Data for the task
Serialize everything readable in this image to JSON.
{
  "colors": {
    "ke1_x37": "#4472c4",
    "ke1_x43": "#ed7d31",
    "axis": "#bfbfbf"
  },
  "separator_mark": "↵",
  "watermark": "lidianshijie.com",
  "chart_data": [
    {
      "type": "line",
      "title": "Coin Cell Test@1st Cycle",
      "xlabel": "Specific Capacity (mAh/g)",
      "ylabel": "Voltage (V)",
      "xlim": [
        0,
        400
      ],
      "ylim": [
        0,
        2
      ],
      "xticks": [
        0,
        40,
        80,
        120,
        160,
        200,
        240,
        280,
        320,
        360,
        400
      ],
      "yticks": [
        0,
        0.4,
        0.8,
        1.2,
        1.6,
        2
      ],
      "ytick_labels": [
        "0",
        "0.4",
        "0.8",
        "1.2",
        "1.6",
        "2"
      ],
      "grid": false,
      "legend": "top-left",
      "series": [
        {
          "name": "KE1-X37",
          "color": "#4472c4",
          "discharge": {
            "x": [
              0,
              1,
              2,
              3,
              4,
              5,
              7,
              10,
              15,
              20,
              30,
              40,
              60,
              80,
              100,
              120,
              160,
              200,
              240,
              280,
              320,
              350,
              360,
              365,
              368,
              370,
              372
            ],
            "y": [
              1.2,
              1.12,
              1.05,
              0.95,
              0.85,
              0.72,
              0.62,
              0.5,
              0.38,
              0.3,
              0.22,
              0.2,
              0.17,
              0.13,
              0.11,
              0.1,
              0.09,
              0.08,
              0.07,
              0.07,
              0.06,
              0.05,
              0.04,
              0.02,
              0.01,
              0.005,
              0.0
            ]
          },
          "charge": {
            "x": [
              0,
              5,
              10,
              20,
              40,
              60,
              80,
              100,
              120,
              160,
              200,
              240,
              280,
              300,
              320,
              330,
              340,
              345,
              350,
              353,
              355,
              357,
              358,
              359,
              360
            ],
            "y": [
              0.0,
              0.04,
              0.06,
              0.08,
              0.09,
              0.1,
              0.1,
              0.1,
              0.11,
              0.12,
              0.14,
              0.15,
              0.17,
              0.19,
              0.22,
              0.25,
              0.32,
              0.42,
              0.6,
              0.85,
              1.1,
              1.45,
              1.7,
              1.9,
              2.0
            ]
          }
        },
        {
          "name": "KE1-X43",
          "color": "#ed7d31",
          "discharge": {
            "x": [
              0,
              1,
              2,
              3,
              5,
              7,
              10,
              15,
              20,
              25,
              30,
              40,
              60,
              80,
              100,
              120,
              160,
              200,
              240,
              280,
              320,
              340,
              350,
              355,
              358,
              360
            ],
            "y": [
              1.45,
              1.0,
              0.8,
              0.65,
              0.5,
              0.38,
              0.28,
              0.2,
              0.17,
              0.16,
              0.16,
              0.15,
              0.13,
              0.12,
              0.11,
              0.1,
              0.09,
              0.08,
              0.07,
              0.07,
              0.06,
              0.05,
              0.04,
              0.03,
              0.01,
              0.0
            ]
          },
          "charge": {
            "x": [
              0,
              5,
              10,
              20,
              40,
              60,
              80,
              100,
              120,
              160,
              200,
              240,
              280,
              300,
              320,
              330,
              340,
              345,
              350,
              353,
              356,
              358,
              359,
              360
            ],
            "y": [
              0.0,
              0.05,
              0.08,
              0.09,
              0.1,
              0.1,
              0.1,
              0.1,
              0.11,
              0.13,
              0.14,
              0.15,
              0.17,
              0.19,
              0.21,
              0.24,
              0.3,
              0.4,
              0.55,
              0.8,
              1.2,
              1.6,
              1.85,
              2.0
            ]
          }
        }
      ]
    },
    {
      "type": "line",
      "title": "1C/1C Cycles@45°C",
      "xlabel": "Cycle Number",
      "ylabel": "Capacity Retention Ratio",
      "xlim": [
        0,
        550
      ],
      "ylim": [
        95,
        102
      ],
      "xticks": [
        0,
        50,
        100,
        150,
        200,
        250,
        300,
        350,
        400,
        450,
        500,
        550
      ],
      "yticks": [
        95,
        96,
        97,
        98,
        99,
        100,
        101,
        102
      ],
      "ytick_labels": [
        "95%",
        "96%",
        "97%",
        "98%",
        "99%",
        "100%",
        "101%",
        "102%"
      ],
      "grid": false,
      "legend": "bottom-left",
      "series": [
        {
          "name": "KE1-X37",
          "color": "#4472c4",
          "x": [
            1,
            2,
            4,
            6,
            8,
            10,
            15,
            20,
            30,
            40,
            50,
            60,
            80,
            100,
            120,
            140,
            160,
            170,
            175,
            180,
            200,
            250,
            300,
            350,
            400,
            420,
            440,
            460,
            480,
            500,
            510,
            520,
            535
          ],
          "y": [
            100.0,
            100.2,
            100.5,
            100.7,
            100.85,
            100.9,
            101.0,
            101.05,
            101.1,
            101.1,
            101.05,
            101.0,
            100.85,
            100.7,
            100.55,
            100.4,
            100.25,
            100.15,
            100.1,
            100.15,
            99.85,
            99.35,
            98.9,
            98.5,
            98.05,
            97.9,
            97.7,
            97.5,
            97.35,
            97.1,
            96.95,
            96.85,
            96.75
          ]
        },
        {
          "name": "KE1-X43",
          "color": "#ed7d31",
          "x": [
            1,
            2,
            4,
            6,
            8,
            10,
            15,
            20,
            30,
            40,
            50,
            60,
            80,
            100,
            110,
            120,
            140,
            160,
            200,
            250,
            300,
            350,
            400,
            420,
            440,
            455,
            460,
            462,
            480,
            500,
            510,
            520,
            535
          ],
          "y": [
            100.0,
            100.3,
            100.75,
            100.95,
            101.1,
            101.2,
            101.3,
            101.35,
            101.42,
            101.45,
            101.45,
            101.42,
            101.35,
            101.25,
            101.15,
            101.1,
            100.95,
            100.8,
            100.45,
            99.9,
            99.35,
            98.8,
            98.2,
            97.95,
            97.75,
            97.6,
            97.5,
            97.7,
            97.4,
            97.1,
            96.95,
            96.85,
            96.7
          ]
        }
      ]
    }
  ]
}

Written task
Copy out all of the records shown above exactly.

Reply
Serialize everything readable in this image to JSON.
{
  "colors": {
    "ke1_x37": "#4472c4",
    "ke1_x43": "#ed7d31",
    "axis": "#bfbfbf"
  },
  "separator_mark": "↵",
  "watermark": "lidianshijie.com",
  "chart_data": [
    {
      "type": "line",
      "title": "Coin Cell Test@1st Cycle",
      "xlabel": "Specific Capacity (mAh/g)",
      "ylabel": "Voltage (V)",
      "xlim": [
        0,
        400
      ],
      "ylim": [
        0,
        2
      ],
      "xticks": [
        0,
        40,
        80,
        120,
        160,
        200,
        240,
        280,
        320,
        360,
        400
      ],
      "yticks": [
        0,
        0.4,
        0.8,
        1.2,
        1.6,
        2
      ],
      "ytick_labels": [
        "0",
        "0.4",
        "0.8",
        "1.2",
        "1.6",
        "2"
      ],
      "grid": false,
      "legend": "top-left",
      "series": [
        {
          "name": "KE1-X37",
          "color": "#4472c4",
          "discharge": {
            "x": [
              0,
              1,
              2,
              3,
              4,
              5,
              7,
              10,
              15,
              20,
              30,
              40,
              60,
              80,
              100,
              120,
              160,
              200,
              240,
              280,
              320,
              350,
              360,
              365,
              368,
              370,
              372
            ],
            "y": [
              1.2,
              1.12,
              1.05,
              0.95,
              0.85,
              0.72,
              0.62,
              0.5,
              0.38,
              0.3,
              0.22,
              0.2,
              0.17,
              0.13,
              0.11,
              0.1,
              0.09,
              0.08,
              0.07,
              0.07,
              0.06,
              0.05,
              0.04,
              0.02,
              0.01,
              0.005,
              0.0
            ]
          },
          "charge": {
            "x": [
              0,
              5,
              10,
              20,
              40,
              60,
              80,
              100,
              120,
              160,
              200,
              240,
              280,
              300,
              320,
              330,
              340,
              345,
              350,
              353,
              355,
              357,
              358,
              359,
              360
            ],
            "y": [
              0.0,
              0.04,
              0.06,
              0.08,
              0.09,
              0.1,
              0.1,
              0.1,
              0.11,
              0.12,
              0.14,
              0.15,
              0.17,
              0.19,
              0.22,
              0.25,
              0.32,
              0.42,
              0.6,
              0.85,
              1.1,
              1.45,
              1.7,
              1.9,
              2.0
            ]
          }
        },
        {
          "name": "KE1-X43",
          "color": "#ed7d31",
          "discharge": {
            "x": [
              0,
              1,
              2,
              3,
              5,
              7,
              10,
              15,
              20,
              25,
              30,
              40,
              60,
              80,
              100,
              120,
              160,
              200,
              240,
              280,
              320,
              340,
              350,
              355,
              358,
              360
            ],
            "y": [
              1.45,
              1.0,
              0.8,
              0.65,
              0.5,
              0.38,
              0.28,
              0.2,
              0.17,
              0.16,
              0.16,
              0.15,
              0.13,
              0.12,
              0.11,
              0.1,
              0.09,
              0.08,
              0.07,
              0.07,
              0.06,
              0.05,
              0.04,
              0.03,
              0.01,
              0.0
            ]
          },
          "charge": {
            "x": [
              0,
              5,
              10,
              20,
              40,
              60,
              80,
              100,
              120,
              160,
              200,
              240,
              280,
              300,
              320,
              330,
              340,
              345,
              350,
              353,
              356,
              358,
              359,
              360
            ],
            "y": [
              0.0,
              0.05,
              0.08,
              0.09,
              0.1,
              0.1,
              0.1,
              0.1,
              0.11,
              0.13,
              0.14,
              0.15,
              0.17,
              0.19,
              0.21,
              0.24,
              0.3,
              0.4,
              0.55,
              0.8,
              1.2,
              1.6,
              1.85,
              2.0
            ]
          }
        }
      ]
    },
    {
      "type": "line",
      "title": "1C/1C Cycles@45°C",
      "xlabel": "Cycle Number",
      "ylabel": "Capacity Retention Ratio",
      "xlim": [
        0,
        550
      ],
      "ylim": [
        95,
        102
      ],
      "xticks": [
        0,
        50,
        100,
        150,
        200,
        250,
        300,
        350,
        400,
        450,
        500,
        550
      ],
      "yticks": [
        95,
        96,
        97,
        98,
        99,
        100,
        101,
        102
      ],
      "ytick_labels": [
        "95%",
        "96%",
        "97%",
        "98%",
        "99%",
        "100%",
        "101%",
        "102%"
      ],
      "grid": false,
      "legend": "bottom-left",
      "series": [
        {
          "name": "KE1-X37",
          "color": "#4472c4",
          "x": [
            1,
            2,
            4,
            6,
            8,
            10,
            15,
            20,
            30,
            40,
            50,
            60,
            80,
            100,
            120,
            140,
            160,
            170,
            175,
            180,
            200,
            250,
            300,
            350,
            400,
            420,
            440,
            460,
            480,
            500,
            510,
            520,
            535
          ],
          "y": [
            100.0,
            100.2,
            100.5,
            100.7,
            100.85,
            100.9,
            101.0,
            101.05,
            101.1,
            101.1,
            101.05,
            101.0,
            100.85,
            100.7,
            100.55,
            100.4,
            100.25,
            100.15,
            100.1,
            100.15,
            99.85,
            99.35,
            98.9,
            98.5,
            98.05,
            97.9,
            97.7,
            97.5,
            97.35,
            97.1,
            96.95,
            96.85,
            96.75
          ]
        },
        {
          "name": "KE1-X43",
          "color": "#ed7d31",
          "x": [
            1,
            2,
            4,
            6,
            8,
            10,
            15,
            20,
            30,
            40,
            50,
            60,
            80,
            100,
            110,
            120,
            140,
            160,
            200,
            250,
            300,
            350,
            400,
            420,
            440,
            455,
            460,
            462,
            480,
            500,
            510,
            520,
            535
          ],
          "y": [
            100.0,
            100.3,
            100.75,
            100.95,
            101.1,
            101.2,
            101.3,
            101.35,
            101.42,
            101.45,
            101.45,
            101.42,
            101.35,
            101.25,
            101.15,
            101.1,
            100.95,
            100.8,
            100.45,
            99.9,
            99.35,
            98.8,
            98.2,
            97.95,
            97.75,
            97.6,
            97.5,
            97.7,
            97.4,
            97.1,
            96.95,
            96.85,
            96.7
          ]
        }
      ]
    }
  ]
}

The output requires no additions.